** To do **
Every line below that contains "Oropharynx" is to be copied.

(Records from a data source)
--- START ---
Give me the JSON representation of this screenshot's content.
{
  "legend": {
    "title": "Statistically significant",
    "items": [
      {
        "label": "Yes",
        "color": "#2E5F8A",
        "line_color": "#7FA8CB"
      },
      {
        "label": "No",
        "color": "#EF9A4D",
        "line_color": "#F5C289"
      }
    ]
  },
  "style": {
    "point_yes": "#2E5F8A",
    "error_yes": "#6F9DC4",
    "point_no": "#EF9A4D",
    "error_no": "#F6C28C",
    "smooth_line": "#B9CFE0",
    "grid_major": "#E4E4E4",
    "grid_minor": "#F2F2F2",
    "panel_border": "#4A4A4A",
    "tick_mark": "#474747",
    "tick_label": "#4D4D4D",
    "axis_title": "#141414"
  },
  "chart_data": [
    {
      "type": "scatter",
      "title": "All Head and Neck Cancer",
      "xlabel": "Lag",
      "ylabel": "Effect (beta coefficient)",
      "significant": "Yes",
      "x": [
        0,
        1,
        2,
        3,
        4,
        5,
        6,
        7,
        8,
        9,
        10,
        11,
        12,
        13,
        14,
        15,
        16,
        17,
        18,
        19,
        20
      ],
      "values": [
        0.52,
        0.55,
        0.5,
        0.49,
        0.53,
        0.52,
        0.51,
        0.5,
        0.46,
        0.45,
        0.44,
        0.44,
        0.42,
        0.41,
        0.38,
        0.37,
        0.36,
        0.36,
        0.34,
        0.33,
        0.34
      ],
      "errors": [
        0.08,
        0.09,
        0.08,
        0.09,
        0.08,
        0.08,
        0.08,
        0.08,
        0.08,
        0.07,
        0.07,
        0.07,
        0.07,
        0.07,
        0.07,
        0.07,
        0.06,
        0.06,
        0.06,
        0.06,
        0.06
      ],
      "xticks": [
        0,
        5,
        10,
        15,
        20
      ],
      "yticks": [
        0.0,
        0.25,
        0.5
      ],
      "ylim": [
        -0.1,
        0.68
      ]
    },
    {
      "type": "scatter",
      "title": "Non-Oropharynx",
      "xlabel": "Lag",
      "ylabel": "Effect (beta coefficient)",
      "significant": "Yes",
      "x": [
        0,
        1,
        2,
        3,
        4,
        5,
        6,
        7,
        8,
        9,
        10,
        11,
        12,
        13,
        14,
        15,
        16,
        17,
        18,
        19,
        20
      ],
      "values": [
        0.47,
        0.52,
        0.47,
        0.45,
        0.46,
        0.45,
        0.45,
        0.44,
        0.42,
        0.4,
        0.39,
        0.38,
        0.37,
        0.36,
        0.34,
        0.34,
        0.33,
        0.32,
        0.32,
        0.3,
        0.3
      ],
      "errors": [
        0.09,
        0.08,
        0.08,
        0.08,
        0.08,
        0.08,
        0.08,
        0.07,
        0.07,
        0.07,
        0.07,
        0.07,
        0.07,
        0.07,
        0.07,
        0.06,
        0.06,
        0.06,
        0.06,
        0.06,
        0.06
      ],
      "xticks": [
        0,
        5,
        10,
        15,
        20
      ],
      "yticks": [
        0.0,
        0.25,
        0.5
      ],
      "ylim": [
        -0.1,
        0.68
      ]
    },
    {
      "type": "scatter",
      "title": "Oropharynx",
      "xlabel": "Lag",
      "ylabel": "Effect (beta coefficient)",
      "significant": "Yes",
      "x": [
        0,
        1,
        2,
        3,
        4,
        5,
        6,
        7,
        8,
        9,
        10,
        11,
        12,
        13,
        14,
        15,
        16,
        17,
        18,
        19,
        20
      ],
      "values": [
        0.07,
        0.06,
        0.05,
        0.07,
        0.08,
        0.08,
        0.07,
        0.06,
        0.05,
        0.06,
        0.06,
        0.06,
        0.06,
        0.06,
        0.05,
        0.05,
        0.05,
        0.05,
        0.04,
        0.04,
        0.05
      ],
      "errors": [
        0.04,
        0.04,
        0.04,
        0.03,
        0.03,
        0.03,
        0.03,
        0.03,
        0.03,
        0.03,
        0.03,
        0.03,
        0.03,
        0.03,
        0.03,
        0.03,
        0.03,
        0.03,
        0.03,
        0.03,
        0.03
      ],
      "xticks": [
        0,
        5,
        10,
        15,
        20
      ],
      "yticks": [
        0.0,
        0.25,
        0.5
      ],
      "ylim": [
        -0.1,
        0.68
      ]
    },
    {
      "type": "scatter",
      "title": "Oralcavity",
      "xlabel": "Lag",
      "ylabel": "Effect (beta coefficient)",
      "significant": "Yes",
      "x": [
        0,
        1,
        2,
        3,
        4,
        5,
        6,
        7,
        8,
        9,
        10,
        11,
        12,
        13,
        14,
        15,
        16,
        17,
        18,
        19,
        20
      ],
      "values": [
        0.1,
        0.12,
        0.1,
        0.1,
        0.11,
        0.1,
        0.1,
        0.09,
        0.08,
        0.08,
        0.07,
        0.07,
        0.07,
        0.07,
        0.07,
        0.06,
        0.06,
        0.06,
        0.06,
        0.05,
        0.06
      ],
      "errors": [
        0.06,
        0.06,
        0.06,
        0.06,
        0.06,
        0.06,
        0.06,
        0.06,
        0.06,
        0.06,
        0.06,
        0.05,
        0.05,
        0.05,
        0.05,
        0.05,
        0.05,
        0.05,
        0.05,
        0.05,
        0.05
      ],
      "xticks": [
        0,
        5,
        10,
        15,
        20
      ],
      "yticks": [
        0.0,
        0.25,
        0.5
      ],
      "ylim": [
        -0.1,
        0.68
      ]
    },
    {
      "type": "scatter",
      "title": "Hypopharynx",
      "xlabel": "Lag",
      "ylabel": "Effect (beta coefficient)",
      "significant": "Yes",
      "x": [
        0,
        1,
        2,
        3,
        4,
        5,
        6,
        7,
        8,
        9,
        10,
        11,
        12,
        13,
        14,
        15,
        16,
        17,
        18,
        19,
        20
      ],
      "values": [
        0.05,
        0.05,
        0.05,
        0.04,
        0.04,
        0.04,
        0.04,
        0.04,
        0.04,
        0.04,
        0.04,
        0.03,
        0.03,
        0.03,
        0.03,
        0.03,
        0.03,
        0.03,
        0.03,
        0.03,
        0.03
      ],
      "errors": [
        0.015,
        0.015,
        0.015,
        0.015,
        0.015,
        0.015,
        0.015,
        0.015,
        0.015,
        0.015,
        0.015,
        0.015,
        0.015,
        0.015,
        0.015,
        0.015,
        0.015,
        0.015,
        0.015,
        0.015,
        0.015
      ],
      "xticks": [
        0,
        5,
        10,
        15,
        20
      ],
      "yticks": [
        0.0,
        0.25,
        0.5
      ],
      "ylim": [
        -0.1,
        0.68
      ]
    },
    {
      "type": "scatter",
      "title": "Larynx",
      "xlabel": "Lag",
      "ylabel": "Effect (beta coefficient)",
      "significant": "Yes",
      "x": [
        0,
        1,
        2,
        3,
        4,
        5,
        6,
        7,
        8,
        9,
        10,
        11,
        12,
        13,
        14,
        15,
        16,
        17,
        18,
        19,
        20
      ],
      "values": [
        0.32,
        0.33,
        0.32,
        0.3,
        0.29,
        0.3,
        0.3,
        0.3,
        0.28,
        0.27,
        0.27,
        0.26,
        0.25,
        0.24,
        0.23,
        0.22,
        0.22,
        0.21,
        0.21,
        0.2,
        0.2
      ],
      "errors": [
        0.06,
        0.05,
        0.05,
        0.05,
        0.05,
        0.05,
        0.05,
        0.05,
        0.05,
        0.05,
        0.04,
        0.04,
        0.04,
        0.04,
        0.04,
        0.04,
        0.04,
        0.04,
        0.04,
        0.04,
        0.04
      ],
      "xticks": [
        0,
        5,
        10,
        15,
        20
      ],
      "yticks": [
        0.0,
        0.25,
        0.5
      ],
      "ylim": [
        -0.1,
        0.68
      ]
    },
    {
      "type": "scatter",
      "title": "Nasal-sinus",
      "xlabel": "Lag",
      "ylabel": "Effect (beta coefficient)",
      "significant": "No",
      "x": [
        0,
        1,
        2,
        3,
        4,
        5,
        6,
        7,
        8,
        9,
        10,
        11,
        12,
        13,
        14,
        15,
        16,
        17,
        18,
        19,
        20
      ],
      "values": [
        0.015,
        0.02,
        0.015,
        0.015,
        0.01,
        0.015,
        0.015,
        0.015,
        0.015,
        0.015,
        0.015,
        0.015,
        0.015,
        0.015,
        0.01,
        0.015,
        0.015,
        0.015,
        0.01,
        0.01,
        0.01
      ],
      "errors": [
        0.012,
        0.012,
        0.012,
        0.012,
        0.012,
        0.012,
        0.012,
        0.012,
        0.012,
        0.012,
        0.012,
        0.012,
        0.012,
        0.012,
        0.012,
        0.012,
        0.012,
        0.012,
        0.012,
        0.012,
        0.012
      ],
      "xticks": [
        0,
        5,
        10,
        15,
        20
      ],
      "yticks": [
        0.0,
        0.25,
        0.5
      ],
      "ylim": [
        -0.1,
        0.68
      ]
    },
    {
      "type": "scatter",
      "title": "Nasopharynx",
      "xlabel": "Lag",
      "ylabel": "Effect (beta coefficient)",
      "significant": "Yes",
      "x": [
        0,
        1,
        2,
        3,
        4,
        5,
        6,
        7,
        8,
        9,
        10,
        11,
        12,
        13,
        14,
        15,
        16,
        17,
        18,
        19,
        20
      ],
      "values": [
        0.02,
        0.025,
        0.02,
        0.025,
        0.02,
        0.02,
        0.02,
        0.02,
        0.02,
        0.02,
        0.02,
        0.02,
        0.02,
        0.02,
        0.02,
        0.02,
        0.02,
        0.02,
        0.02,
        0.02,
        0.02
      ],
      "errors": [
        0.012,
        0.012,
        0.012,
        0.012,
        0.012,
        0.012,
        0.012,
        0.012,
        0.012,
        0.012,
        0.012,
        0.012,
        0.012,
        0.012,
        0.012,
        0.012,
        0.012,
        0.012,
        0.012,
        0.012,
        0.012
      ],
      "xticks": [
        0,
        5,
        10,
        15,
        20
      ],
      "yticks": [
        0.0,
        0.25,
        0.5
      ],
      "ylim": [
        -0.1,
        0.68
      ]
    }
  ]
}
--- END ---
** Completed exercise **
      "title": "Non-Oropharynx",
      "title": "Oropharynx",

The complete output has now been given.